## MATERIAL FOR THE TASK
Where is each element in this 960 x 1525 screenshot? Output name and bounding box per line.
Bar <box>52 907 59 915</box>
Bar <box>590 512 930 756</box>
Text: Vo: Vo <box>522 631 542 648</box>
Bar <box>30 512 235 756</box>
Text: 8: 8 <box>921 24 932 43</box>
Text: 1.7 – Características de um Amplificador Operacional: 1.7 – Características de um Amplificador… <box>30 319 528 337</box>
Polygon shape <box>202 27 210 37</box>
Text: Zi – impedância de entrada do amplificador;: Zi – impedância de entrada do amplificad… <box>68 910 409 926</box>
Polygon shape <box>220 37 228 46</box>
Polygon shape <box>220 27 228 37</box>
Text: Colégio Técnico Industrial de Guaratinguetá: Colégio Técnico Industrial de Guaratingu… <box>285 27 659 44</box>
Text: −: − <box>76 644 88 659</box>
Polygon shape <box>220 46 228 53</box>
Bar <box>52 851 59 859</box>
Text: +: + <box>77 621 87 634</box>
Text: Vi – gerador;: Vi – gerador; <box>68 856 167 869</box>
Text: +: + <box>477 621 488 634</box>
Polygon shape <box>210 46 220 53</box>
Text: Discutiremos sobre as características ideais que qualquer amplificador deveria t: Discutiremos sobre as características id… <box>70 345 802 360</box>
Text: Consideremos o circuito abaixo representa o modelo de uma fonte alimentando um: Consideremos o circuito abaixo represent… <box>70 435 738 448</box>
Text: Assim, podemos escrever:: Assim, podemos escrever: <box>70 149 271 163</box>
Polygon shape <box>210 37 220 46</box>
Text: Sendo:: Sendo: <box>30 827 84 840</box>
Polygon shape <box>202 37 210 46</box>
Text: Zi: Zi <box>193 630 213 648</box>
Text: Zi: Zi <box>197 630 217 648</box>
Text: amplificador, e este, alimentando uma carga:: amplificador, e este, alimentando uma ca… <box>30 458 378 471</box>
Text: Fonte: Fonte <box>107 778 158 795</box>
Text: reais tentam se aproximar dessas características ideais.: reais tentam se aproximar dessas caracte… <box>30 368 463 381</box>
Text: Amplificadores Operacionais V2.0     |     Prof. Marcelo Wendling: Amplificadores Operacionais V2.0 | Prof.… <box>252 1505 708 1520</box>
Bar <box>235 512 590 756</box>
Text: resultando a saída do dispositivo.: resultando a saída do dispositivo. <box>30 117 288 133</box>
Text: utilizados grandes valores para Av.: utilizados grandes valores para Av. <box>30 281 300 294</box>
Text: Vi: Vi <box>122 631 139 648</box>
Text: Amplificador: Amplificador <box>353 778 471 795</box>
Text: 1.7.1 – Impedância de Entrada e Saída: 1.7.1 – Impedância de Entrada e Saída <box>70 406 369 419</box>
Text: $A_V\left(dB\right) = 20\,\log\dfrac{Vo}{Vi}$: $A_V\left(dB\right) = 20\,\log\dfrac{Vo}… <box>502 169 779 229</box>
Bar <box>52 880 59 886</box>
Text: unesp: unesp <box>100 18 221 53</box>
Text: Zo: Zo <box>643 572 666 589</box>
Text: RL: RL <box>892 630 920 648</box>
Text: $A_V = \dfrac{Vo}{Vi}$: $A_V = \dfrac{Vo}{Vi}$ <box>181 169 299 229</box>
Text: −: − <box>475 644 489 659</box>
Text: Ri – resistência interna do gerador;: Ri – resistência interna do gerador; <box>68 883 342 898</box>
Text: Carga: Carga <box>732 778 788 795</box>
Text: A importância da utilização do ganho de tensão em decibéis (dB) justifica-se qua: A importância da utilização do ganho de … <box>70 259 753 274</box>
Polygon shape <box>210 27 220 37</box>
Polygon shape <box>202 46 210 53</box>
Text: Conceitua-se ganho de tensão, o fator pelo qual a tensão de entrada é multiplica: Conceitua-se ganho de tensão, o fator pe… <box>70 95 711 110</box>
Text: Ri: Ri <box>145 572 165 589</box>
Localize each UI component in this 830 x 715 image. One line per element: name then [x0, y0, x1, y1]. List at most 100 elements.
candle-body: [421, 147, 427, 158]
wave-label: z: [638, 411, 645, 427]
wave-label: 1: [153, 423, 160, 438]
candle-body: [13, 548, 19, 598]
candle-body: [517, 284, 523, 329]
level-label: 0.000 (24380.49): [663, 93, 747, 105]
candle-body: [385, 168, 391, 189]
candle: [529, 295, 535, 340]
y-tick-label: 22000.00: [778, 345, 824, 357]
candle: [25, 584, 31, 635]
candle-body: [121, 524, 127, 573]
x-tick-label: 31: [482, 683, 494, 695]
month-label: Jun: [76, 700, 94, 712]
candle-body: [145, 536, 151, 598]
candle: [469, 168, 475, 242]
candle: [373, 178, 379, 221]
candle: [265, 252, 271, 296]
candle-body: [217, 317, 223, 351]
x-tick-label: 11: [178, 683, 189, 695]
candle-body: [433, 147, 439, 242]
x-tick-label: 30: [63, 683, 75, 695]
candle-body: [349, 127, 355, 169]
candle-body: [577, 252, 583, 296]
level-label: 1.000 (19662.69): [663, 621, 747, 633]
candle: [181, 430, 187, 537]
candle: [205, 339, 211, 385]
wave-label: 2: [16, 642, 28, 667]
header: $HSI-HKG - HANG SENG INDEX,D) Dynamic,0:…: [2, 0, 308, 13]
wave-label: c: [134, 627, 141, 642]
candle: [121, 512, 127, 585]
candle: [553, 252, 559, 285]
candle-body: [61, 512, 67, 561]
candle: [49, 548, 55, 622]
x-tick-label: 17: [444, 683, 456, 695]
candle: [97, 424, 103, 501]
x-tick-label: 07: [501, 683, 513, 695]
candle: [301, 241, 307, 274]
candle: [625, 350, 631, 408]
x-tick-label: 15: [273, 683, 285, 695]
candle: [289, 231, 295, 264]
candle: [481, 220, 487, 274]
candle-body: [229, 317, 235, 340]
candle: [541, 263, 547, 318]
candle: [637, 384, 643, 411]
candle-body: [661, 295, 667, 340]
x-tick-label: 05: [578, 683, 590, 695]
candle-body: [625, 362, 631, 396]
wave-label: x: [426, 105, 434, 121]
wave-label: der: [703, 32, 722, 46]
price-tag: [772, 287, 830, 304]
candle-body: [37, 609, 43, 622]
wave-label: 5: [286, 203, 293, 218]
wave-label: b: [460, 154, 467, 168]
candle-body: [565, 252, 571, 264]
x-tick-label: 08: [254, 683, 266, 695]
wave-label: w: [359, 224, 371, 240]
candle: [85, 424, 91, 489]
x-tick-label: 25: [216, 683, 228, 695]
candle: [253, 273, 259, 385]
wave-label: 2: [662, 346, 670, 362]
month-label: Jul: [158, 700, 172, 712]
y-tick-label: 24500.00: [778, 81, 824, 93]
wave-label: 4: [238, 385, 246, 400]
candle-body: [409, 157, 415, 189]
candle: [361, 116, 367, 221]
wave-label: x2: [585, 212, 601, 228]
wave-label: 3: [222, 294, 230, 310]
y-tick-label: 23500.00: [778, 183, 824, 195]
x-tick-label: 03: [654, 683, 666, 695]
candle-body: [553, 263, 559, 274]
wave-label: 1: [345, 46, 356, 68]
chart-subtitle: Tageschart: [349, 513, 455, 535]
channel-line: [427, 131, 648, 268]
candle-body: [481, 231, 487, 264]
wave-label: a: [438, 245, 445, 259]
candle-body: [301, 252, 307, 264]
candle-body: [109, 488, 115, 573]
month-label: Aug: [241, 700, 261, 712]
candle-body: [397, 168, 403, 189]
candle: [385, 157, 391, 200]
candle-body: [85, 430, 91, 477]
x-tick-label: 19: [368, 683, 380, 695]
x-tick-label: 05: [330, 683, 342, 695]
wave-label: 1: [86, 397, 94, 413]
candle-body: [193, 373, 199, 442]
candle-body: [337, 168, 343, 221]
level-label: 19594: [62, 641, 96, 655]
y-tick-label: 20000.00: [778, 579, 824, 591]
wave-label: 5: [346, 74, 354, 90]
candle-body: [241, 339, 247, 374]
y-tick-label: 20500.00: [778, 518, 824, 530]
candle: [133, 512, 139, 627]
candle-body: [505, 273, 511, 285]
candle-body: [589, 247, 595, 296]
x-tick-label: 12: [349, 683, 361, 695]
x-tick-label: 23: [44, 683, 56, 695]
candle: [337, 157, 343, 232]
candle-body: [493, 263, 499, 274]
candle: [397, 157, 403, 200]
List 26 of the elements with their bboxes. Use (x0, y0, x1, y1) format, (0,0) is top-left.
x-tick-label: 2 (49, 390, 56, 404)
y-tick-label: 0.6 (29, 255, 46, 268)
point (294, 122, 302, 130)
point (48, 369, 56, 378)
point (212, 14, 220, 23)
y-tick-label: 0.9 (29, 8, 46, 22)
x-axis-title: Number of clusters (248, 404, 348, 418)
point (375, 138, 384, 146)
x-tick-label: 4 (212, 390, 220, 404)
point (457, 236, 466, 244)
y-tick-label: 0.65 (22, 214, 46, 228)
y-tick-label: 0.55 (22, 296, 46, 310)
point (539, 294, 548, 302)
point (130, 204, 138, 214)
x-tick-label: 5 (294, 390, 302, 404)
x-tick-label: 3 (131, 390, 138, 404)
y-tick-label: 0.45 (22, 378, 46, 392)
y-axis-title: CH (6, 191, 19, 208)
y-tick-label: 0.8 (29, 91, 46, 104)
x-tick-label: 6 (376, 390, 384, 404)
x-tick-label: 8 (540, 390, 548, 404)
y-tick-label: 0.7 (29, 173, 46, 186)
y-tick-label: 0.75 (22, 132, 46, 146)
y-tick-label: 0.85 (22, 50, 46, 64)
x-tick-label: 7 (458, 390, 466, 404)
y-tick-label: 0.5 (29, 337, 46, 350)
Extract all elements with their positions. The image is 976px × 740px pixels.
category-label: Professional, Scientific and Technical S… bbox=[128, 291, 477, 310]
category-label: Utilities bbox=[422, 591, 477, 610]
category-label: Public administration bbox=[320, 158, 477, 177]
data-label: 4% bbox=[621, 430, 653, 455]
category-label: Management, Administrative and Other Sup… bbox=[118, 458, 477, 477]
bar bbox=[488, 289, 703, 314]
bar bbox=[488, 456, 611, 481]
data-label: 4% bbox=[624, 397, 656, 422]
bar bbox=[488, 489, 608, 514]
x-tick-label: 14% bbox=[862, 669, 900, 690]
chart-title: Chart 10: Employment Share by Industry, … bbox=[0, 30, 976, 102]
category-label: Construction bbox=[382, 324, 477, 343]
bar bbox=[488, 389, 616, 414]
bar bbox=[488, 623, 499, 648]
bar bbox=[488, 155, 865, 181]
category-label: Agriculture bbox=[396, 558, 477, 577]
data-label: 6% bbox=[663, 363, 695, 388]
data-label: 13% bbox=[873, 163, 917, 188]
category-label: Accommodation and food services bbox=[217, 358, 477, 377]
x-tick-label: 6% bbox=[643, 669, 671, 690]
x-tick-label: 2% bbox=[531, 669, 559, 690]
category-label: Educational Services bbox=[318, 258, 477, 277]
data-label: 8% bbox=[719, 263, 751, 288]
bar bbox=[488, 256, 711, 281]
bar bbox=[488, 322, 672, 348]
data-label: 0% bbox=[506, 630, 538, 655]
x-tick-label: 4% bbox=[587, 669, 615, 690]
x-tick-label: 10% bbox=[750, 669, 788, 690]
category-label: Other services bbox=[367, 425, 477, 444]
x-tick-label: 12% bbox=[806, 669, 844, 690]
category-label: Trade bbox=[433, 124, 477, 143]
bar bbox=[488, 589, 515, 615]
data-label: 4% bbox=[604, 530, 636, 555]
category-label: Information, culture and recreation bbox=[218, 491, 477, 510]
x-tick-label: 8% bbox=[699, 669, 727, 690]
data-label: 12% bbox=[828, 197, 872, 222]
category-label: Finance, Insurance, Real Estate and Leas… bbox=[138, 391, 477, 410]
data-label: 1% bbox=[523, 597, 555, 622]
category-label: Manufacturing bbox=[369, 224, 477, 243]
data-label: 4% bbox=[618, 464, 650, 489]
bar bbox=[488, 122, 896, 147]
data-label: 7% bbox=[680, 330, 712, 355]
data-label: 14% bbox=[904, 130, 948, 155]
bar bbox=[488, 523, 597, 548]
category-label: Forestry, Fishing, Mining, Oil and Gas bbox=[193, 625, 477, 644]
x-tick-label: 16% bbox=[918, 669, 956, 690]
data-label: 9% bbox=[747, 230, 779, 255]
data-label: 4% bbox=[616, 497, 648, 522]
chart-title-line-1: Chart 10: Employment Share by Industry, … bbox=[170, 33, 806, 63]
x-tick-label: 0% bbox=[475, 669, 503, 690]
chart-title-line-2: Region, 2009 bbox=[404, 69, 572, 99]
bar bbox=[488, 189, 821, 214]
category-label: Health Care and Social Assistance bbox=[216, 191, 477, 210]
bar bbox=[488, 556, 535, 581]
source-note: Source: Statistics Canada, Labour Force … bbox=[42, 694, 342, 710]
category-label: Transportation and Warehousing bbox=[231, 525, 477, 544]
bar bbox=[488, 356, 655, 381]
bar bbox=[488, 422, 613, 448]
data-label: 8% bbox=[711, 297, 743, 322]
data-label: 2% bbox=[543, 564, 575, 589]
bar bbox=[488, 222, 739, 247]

## EXERCISE INSTRUCTIONS
Copy the data word for word, starting with its first line and going on through the line that contains "Text: Assim, podemos", with both of those lines included.

## TASK OUTPUT
Where is each element in this 960 x 1525 screenshot? Output name and bounding box per line.
Bar <box>52 907 59 915</box>
Bar <box>590 512 930 756</box>
Text: Vo: Vo <box>522 631 542 648</box>
Bar <box>30 512 235 756</box>
Text: 8: 8 <box>921 24 932 43</box>
Text: 1.7 – Características de um Amplificador Operacional: 1.7 – Características de um Amplificador… <box>30 319 528 337</box>
Polygon shape <box>202 27 210 37</box>
Text: Zi – impedância de entrada do amplificador;: Zi – impedância de entrada do amplificad… <box>68 910 409 926</box>
Polygon shape <box>220 37 228 46</box>
Polygon shape <box>220 27 228 37</box>
Text: Colégio Técnico Industrial de Guaratinguetá: Colégio Técnico Industrial de Guaratingu… <box>285 27 659 44</box>
Text: −: − <box>76 644 88 659</box>
Polygon shape <box>220 46 228 53</box>
Bar <box>52 851 59 859</box>
Text: +: + <box>77 621 87 634</box>
Text: Vi – gerador;: Vi – gerador; <box>68 856 167 869</box>
Text: +: + <box>477 621 488 634</box>
Polygon shape <box>210 46 220 53</box>
Text: Discutiremos sobre as características ideais que qualquer amplificador deveria t: Discutiremos sobre as características id… <box>70 345 802 360</box>
Text: Consideremos o circuito abaixo representa o modelo de uma fonte alimentando um: Consideremos o circuito abaixo represent… <box>70 435 738 448</box>
Text: Assim, podemos escrever:: Assim, podemos escrever: <box>70 149 271 163</box>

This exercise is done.